[Figure data in JSON]
☆ ☆ ☆ ☆

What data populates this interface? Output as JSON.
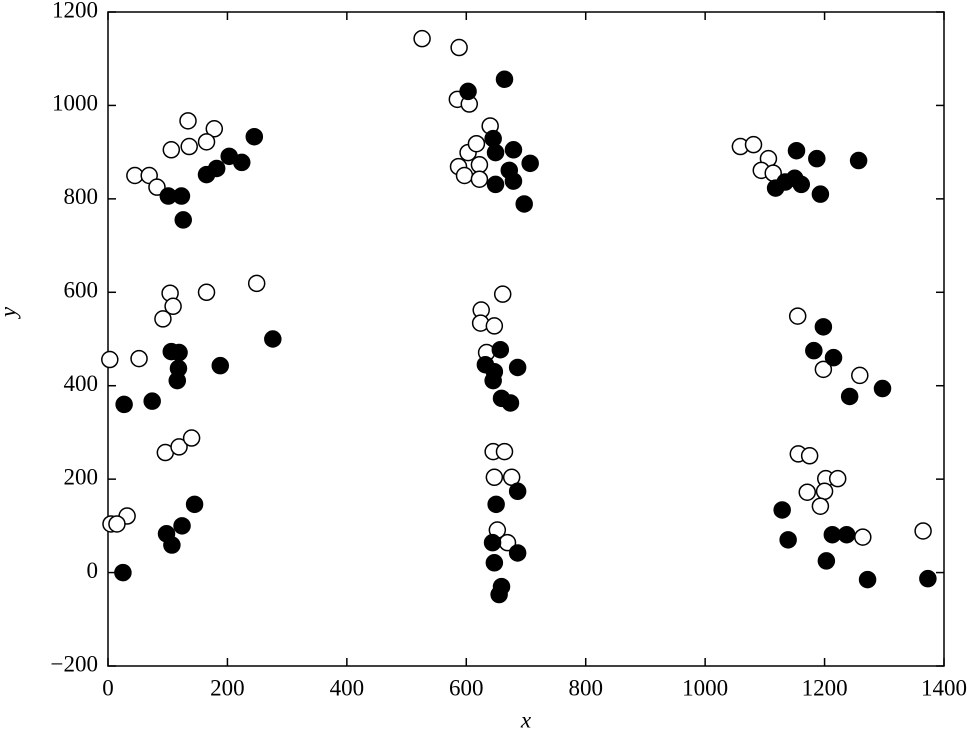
{
  "chart_data": {
    "type": "scatter",
    "xlabel": "x",
    "ylabel": "y",
    "xlim": [
      0,
      1400
    ],
    "xticks": [
      0,
      200,
      400,
      600,
      800,
      1000,
      1200,
      1400
    ],
    "ylim": [
      -200,
      1200
    ],
    "yticks": [
      {
        "value": -200,
        "label": "−200"
      },
      0,
      200,
      400,
      600,
      800,
      1000,
      1200
    ],
    "grid": false,
    "series": [
      {
        "color": "#000000",
        "filled": false,
        "x": [
          526,
          588,
          585,
          605,
          640,
          603,
          617,
          587,
          597,
          622,
          622,
          134,
          178,
          136,
          165,
          106,
          45,
          69,
          82,
          1059,
          1081,
          1106,
          1094,
          1114,
          661,
          625,
          624,
          647,
          634,
          249,
          165,
          104,
          109,
          92,
          3,
          52,
          1155,
          1198,
          1259,
          645,
          664,
          647,
          676,
          1156,
          1175,
          1202,
          1222,
          1171,
          1200,
          1193,
          1264,
          1365,
          96,
          119,
          140,
          32,
          5,
          15,
          652,
          669
        ],
        "y": [
          1143,
          1124,
          1013,
          1003,
          956,
          899,
          918,
          869,
          850,
          873,
          842,
          967,
          950,
          912,
          922,
          905,
          850,
          850,
          825,
          912,
          916,
          886,
          861,
          855,
          596,
          562,
          534,
          528,
          471,
          619,
          600,
          598,
          570,
          543,
          456,
          458,
          549,
          435,
          422,
          259,
          259,
          204,
          204,
          254,
          250,
          201,
          201,
          172,
          174,
          142,
          76,
          89,
          257,
          269,
          288,
          121,
          104,
          104,
          91,
          64
        ]
      },
      {
        "color": "#000000",
        "filled": true,
        "x": [
          664,
          603,
          645,
          649,
          679,
          707,
          672,
          679,
          649,
          697,
          245,
          203,
          224,
          182,
          165,
          101,
          123,
          126,
          1153,
          1187,
          1257,
          1150,
          1134,
          1118,
          1161,
          1193,
          276,
          106,
          119,
          118,
          116,
          188,
          27,
          74,
          657,
          632,
          647,
          645,
          686,
          659,
          674,
          1198,
          1182,
          1215,
          1297,
          1242,
          686,
          650,
          644,
          686,
          647,
          659,
          655,
          1129,
          1139,
          1213,
          1237,
          1203,
          1272,
          1373,
          25,
          145,
          124,
          98,
          107
        ],
        "y": [
          1056,
          1030,
          929,
          899,
          905,
          876,
          861,
          838,
          831,
          789,
          933,
          891,
          878,
          865,
          852,
          806,
          806,
          755,
          903,
          886,
          882,
          844,
          836,
          823,
          831,
          810,
          500,
          473,
          471,
          437,
          411,
          443,
          360,
          367,
          477,
          445,
          430,
          411,
          439,
          373,
          363,
          526,
          475,
          460,
          394,
          377,
          174,
          146,
          64,
          42,
          21,
          -30,
          -47,
          134,
          70,
          81,
          81,
          25,
          -15,
          -13,
          0,
          146,
          100,
          83,
          59
        ]
      }
    ]
  }
}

☆ ☆ ☆ ☆

AIM: Without including the pictures, return each record above exactly as it stands.

THE COMPLETED TASK:
What data populates this interface? Output as JSON.
{
  "chart_data": {
    "type": "scatter",
    "xlabel": "x",
    "ylabel": "y",
    "xlim": [
      0,
      1400
    ],
    "xticks": [
      0,
      200,
      400,
      600,
      800,
      1000,
      1200,
      1400
    ],
    "ylim": [
      -200,
      1200
    ],
    "yticks": [
      {
        "value": -200,
        "label": "−200"
      },
      0,
      200,
      400,
      600,
      800,
      1000,
      1200
    ],
    "grid": false,
    "series": [
      {
        "color": "#000000",
        "filled": false,
        "x": [
          526,
          588,
          585,
          605,
          640,
          603,
          617,
          587,
          597,
          622,
          622,
          134,
          178,
          136,
          165,
          106,
          45,
          69,
          82,
          1059,
          1081,
          1106,
          1094,
          1114,
          661,
          625,
          624,
          647,
          634,
          249,
          165,
          104,
          109,
          92,
          3,
          52,
          1155,
          1198,
          1259,
          645,
          664,
          647,
          676,
          1156,
          1175,
          1202,
          1222,
          1171,
          1200,
          1193,
          1264,
          1365,
          96,
          119,
          140,
          32,
          5,
          15,
          652,
          669
        ],
        "y": [
          1143,
          1124,
          1013,
          1003,
          956,
          899,
          918,
          869,
          850,
          873,
          842,
          967,
          950,
          912,
          922,
          905,
          850,
          850,
          825,
          912,
          916,
          886,
          861,
          855,
          596,
          562,
          534,
          528,
          471,
          619,
          600,
          598,
          570,
          543,
          456,
          458,
          549,
          435,
          422,
          259,
          259,
          204,
          204,
          254,
          250,
          201,
          201,
          172,
          174,
          142,
          76,
          89,
          257,
          269,
          288,
          121,
          104,
          104,
          91,
          64
        ]
      },
      {
        "color": "#000000",
        "filled": true,
        "x": [
          664,
          603,
          645,
          649,
          679,
          707,
          672,
          679,
          649,
          697,
          245,
          203,
          224,
          182,
          165,
          101,
          123,
          126,
          1153,
          1187,
          1257,
          1150,
          1134,
          1118,
          1161,
          1193,
          276,
          106,
          119,
          118,
          116,
          188,
          27,
          74,
          657,
          632,
          647,
          645,
          686,
          659,
          674,
          1198,
          1182,
          1215,
          1297,
          1242,
          686,
          650,
          644,
          686,
          647,
          659,
          655,
          1129,
          1139,
          1213,
          1237,
          1203,
          1272,
          1373,
          25,
          145,
          124,
          98,
          107
        ],
        "y": [
          1056,
          1030,
          929,
          899,
          905,
          876,
          861,
          838,
          831,
          789,
          933,
          891,
          878,
          865,
          852,
          806,
          806,
          755,
          903,
          886,
          882,
          844,
          836,
          823,
          831,
          810,
          500,
          473,
          471,
          437,
          411,
          443,
          360,
          367,
          477,
          445,
          430,
          411,
          439,
          373,
          363,
          526,
          475,
          460,
          394,
          377,
          174,
          146,
          64,
          42,
          21,
          -30,
          -47,
          134,
          70,
          81,
          81,
          25,
          -15,
          -13,
          0,
          146,
          100,
          83,
          59
        ]
      }
    ]
  }
}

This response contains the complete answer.